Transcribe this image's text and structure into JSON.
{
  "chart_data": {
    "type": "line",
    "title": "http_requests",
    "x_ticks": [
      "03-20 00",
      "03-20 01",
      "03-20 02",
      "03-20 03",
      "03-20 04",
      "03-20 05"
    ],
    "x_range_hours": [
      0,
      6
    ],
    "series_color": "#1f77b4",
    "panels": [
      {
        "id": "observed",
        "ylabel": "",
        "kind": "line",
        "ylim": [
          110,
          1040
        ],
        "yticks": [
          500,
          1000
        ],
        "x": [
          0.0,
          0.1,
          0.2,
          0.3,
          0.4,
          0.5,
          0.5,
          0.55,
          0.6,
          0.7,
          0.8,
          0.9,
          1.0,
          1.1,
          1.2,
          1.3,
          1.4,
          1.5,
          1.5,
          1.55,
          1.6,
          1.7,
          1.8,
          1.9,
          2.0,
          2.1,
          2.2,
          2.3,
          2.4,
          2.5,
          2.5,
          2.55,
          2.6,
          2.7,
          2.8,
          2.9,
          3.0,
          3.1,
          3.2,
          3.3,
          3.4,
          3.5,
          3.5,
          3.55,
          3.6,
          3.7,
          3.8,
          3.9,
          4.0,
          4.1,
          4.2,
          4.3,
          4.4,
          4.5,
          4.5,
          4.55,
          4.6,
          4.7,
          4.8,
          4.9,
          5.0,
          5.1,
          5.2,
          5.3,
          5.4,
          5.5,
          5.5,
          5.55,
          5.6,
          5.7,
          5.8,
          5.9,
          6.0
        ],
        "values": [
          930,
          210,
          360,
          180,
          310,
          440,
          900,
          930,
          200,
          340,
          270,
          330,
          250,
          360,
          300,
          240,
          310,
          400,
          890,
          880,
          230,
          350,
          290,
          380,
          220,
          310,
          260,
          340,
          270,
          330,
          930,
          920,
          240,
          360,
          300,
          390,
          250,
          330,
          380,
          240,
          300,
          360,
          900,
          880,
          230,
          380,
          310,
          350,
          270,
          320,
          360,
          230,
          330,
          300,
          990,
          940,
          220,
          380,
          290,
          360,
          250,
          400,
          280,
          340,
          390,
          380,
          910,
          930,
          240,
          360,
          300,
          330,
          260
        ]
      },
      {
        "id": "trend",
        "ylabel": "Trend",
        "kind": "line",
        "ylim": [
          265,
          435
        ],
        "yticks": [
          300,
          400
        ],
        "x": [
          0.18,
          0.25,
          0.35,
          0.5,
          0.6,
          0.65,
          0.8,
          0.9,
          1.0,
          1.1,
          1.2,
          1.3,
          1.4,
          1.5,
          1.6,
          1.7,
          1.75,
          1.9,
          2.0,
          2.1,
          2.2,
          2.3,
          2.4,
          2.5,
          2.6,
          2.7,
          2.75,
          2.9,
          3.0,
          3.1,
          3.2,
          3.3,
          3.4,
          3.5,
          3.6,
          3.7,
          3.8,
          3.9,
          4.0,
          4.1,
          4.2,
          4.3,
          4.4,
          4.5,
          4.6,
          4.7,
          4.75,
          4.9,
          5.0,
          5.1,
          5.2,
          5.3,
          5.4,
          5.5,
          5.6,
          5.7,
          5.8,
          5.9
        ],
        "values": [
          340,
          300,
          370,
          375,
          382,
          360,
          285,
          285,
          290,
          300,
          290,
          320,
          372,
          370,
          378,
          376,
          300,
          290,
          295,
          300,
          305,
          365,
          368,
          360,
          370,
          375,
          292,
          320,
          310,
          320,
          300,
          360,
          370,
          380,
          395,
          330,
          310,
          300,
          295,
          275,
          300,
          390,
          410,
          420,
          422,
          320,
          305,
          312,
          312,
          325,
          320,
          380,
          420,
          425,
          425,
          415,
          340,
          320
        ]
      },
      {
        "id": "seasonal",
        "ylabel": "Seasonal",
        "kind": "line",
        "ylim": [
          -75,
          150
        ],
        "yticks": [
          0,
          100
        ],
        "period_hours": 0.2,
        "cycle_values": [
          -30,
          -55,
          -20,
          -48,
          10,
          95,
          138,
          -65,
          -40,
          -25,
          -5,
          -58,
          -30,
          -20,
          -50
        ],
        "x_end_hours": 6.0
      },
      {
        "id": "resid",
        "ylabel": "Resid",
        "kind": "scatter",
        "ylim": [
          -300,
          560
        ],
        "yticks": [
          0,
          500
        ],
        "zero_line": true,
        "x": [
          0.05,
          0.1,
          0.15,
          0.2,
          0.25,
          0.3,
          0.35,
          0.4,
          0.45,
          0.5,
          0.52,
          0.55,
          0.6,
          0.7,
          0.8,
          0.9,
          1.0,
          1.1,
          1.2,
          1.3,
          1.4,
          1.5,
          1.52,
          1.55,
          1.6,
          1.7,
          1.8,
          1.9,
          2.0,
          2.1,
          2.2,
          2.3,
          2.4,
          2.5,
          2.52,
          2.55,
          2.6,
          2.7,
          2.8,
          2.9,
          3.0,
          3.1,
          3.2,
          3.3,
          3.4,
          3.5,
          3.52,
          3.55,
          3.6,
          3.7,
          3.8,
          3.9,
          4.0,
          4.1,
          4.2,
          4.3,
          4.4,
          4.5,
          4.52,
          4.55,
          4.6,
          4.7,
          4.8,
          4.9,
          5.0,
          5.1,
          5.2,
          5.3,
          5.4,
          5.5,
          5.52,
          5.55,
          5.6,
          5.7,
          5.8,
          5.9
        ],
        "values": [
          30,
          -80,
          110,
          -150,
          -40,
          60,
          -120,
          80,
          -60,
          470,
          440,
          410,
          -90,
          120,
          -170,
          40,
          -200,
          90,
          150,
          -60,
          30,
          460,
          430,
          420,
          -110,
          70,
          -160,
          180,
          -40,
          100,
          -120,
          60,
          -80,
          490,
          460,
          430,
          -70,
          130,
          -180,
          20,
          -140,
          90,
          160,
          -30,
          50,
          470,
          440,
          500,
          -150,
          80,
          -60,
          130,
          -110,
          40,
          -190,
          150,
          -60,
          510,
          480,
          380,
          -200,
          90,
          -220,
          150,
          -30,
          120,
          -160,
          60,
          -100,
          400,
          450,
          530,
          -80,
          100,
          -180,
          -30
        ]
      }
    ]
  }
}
==*==
STATED GOAL: Write out the full listing, keeping every line exactly as it is.

WRITTEN SOLUTION:
Transcribe this image's text and structure into JSON.
{
  "chart_data": {
    "type": "line",
    "title": "http_requests",
    "x_ticks": [
      "03-20 00",
      "03-20 01",
      "03-20 02",
      "03-20 03",
      "03-20 04",
      "03-20 05"
    ],
    "x_range_hours": [
      0,
      6
    ],
    "series_color": "#1f77b4",
    "panels": [
      {
        "id": "observed",
        "ylabel": "",
        "kind": "line",
        "ylim": [
          110,
          1040
        ],
        "yticks": [
          500,
          1000
        ],
        "x": [
          0.0,
          0.1,
          0.2,
          0.3,
          0.4,
          0.5,
          0.5,
          0.55,
          0.6,
          0.7,
          0.8,
          0.9,
          1.0,
          1.1,
          1.2,
          1.3,
          1.4,
          1.5,
          1.5,
          1.55,
          1.6,
          1.7,
          1.8,
          1.9,
          2.0,
          2.1,
          2.2,
          2.3,
          2.4,
          2.5,
          2.5,
          2.55,
          2.6,
          2.7,
          2.8,
          2.9,
          3.0,
          3.1,
          3.2,
          3.3,
          3.4,
          3.5,
          3.5,
          3.55,
          3.6,
          3.7,
          3.8,
          3.9,
          4.0,
          4.1,
          4.2,
          4.3,
          4.4,
          4.5,
          4.5,
          4.55,
          4.6,
          4.7,
          4.8,
          4.9,
          5.0,
          5.1,
          5.2,
          5.3,
          5.4,
          5.5,
          5.5,
          5.55,
          5.6,
          5.7,
          5.8,
          5.9,
          6.0
        ],
        "values": [
          930,
          210,
          360,
          180,
          310,
          440,
          900,
          930,
          200,
          340,
          270,
          330,
          250,
          360,
          300,
          240,
          310,
          400,
          890,
          880,
          230,
          350,
          290,
          380,
          220,
          310,
          260,
          340,
          270,
          330,
          930,
          920,
          240,
          360,
          300,
          390,
          250,
          330,
          380,
          240,
          300,
          360,
          900,
          880,
          230,
          380,
          310,
          350,
          270,
          320,
          360,
          230,
          330,
          300,
          990,
          940,
          220,
          380,
          290,
          360,
          250,
          400,
          280,
          340,
          390,
          380,
          910,
          930,
          240,
          360,
          300,
          330,
          260
        ]
      },
      {
        "id": "trend",
        "ylabel": "Trend",
        "kind": "line",
        "ylim": [
          265,
          435
        ],
        "yticks": [
          300,
          400
        ],
        "x": [
          0.18,
          0.25,
          0.35,
          0.5,
          0.6,
          0.65,
          0.8,
          0.9,
          1.0,
          1.1,
          1.2,
          1.3,
          1.4,
          1.5,
          1.6,
          1.7,
          1.75,
          1.9,
          2.0,
          2.1,
          2.2,
          2.3,
          2.4,
          2.5,
          2.6,
          2.7,
          2.75,
          2.9,
          3.0,
          3.1,
          3.2,
          3.3,
          3.4,
          3.5,
          3.6,
          3.7,
          3.8,
          3.9,
          4.0,
          4.1,
          4.2,
          4.3,
          4.4,
          4.5,
          4.6,
          4.7,
          4.75,
          4.9,
          5.0,
          5.1,
          5.2,
          5.3,
          5.4,
          5.5,
          5.6,
          5.7,
          5.8,
          5.9
        ],
        "values": [
          340,
          300,
          370,
          375,
          382,
          360,
          285,
          285,
          290,
          300,
          290,
          320,
          372,
          370,
          378,
          376,
          300,
          290,
          295,
          300,
          305,
          365,
          368,
          360,
          370,
          375,
          292,
          320,
          310,
          320,
          300,
          360,
          370,
          380,
          395,
          330,
          310,
          300,
          295,
          275,
          300,
          390,
          410,
          420,
          422,
          320,
          305,
          312,
          312,
          325,
          320,
          380,
          420,
          425,
          425,
          415,
          340,
          320
        ]
      },
      {
        "id": "seasonal",
        "ylabel": "Seasonal",
        "kind": "line",
        "ylim": [
          -75,
          150
        ],
        "yticks": [
          0,
          100
        ],
        "period_hours": 0.2,
        "cycle_values": [
          -30,
          -55,
          -20,
          -48,
          10,
          95,
          138,
          -65,
          -40,
          -25,
          -5,
          -58,
          -30,
          -20,
          -50
        ],
        "x_end_hours": 6.0
      },
      {
        "id": "resid",
        "ylabel": "Resid",
        "kind": "scatter",
        "ylim": [
          -300,
          560
        ],
        "yticks": [
          0,
          500
        ],
        "zero_line": true,
        "x": [
          0.05,
          0.1,
          0.15,
          0.2,
          0.25,
          0.3,
          0.35,
          0.4,
          0.45,
          0.5,
          0.52,
          0.55,
          0.6,
          0.7,
          0.8,
          0.9,
          1.0,
          1.1,
          1.2,
          1.3,
          1.4,
          1.5,
          1.52,
          1.55,
          1.6,
          1.7,
          1.8,
          1.9,
          2.0,
          2.1,
          2.2,
          2.3,
          2.4,
          2.5,
          2.52,
          2.55,
          2.6,
          2.7,
          2.8,
          2.9,
          3.0,
          3.1,
          3.2,
          3.3,
          3.4,
          3.5,
          3.52,
          3.55,
          3.6,
          3.7,
          3.8,
          3.9,
          4.0,
          4.1,
          4.2,
          4.3,
          4.4,
          4.5,
          4.52,
          4.55,
          4.6,
          4.7,
          4.8,
          4.9,
          5.0,
          5.1,
          5.2,
          5.3,
          5.4,
          5.5,
          5.52,
          5.55,
          5.6,
          5.7,
          5.8,
          5.9
        ],
        "values": [
          30,
          -80,
          110,
          -150,
          -40,
          60,
          -120,
          80,
          -60,
          470,
          440,
          410,
          -90,
          120,
          -170,
          40,
          -200,
          90,
          150,
          -60,
          30,
          460,
          430,
          420,
          -110,
          70,
          -160,
          180,
          -40,
          100,
          -120,
          60,
          -80,
          490,
          460,
          430,
          -70,
          130,
          -180,
          20,
          -140,
          90,
          160,
          -30,
          50,
          470,
          440,
          500,
          -150,
          80,
          -60,
          130,
          -110,
          40,
          -190,
          150,
          -60,
          510,
          480,
          380,
          -200,
          90,
          -220,
          150,
          -30,
          120,
          -160,
          60,
          -100,
          400,
          450,
          530,
          -80,
          100,
          -180,
          -30
        ]
      }
    ]
  }
}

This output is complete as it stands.